Every entry must be repeated exactly. Exclude all pictures.

Record set:
━━━━━━━━━━━━━━━━━━━━━━━━━━━━━━
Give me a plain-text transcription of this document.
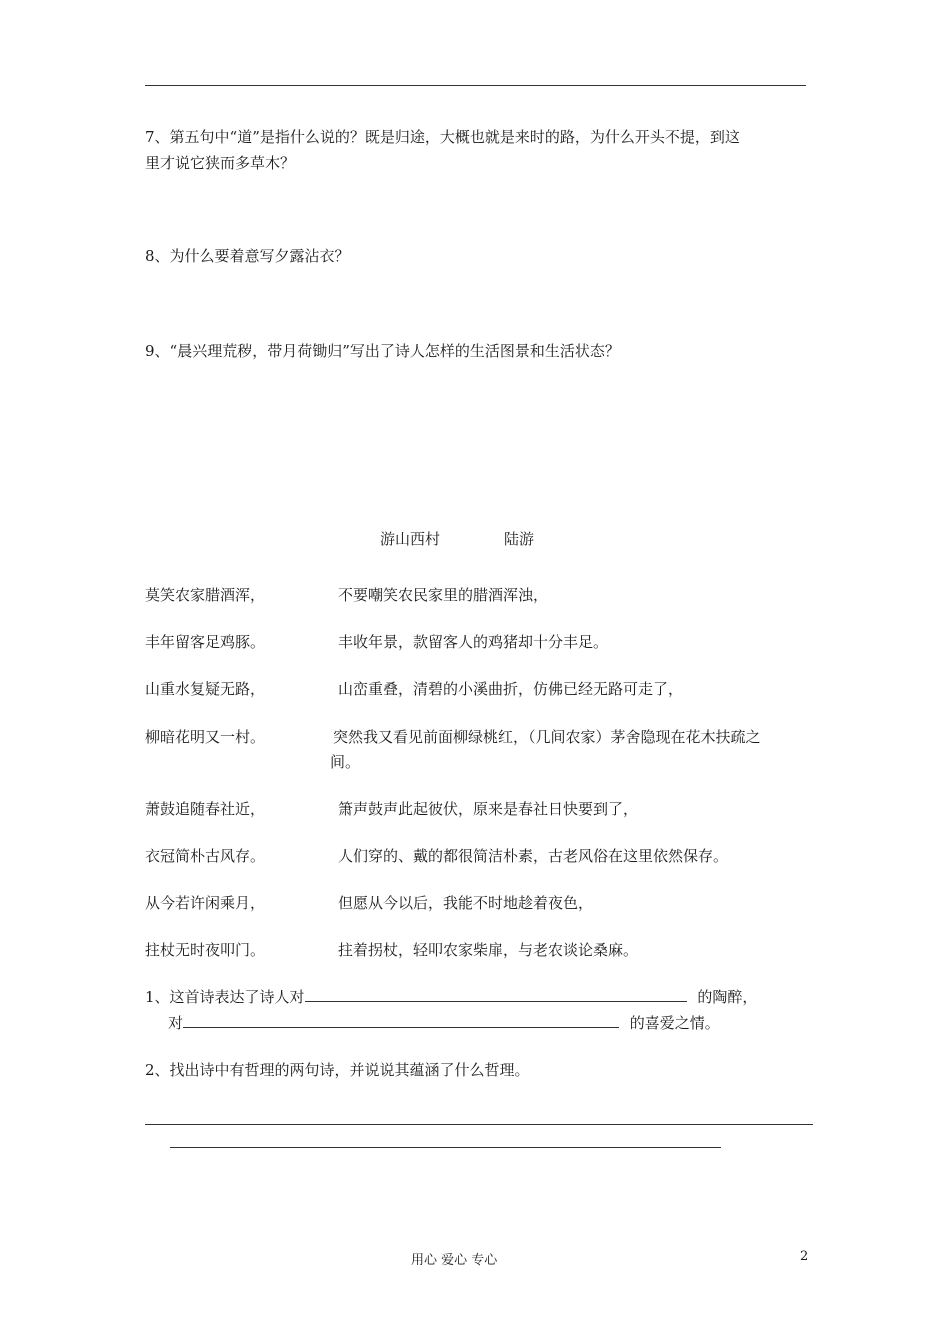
7、第五句中“道”是指什么说的？既是归途，大概也就是来时的路，为什么开头不提，到这
里才说它狭而多草木？
8、为什么要着意写夕露沾衣？
9、“晨兴理荒秽，带月荷锄归”写出了诗人怎样的生活图景和生活状态？
游山西村	陆游
莫笑农家腊酒浑，	不要嘲笑农民家里的腊酒浑浊，
丰年留客足鸡豚。	丰收年景，款留客人的鸡猪却十分丰足。
山重水复疑无路，	山峦重叠，清碧的小溪曲折，仿佛已经无路可走了，
柳暗花明又一村。	突然我又看见前面柳绿桃红，（几间农家）茅舍隐现在花木扶疏之
间。
萧鼓追随春社近，	箫声鼓声此起彼伏，原来是春社日快要到了，
衣冠简朴古风存。	人们穿的、戴的都很简洁朴素，古老风俗在这里依然保存。
从今若许闲乘月，	但愿从今以后，我能不时地趁着夜色，
拄杖无时夜叩门。	拄着拐杖，轻叩农家柴扉，与老农谈论桑麻。
1、这首诗表达了诗人对	的陶醉，
对	的喜爱之情。
2、找出诗中有哲理的两句诗，并说说其蕴涵了什么哲理。
用心 爱心 专心	2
━━━━━━━━━━━━━━━━━━━━━━━━━━━━━━
Worked solution:
Give me a plain-text transcription of this document.
7、第五句中“道”是指什么说的？既是归途，大概也就是来时的路，为什么开头不提，到这
里才说它狭而多草木？
8、为什么要着意写夕露沾衣？
9、“晨兴理荒秽，带月荷锄归”写出了诗人怎样的生活图景和生活状态？
游山西村	陆游
莫笑农家腊酒浑，	不要嘲笑农民家里的腊酒浑浊，
丰年留客足鸡豚。	丰收年景，款留客人的鸡猪却十分丰足。
山重水复疑无路，	山峦重叠，清碧的小溪曲折，仿佛已经无路可走了，
柳暗花明又一村。	突然我又看见前面柳绿桃红，（几间农家）茅舍隐现在花木扶疏之
间。
萧鼓追随春社近，	箫声鼓声此起彼伏，原来是春社日快要到了，
衣冠简朴古风存。	人们穿的、戴的都很简洁朴素，古老风俗在这里依然保存。
从今若许闲乘月，	但愿从今以后，我能不时地趁着夜色，
拄杖无时夜叩门。	拄着拐杖，轻叩农家柴扉，与老农谈论桑麻。
1、这首诗表达了诗人对	的陶醉，
对	的喜爱之情。
2、找出诗中有哲理的两句诗，并说说其蕴涵了什么哲理。
用心 爱心 专心	2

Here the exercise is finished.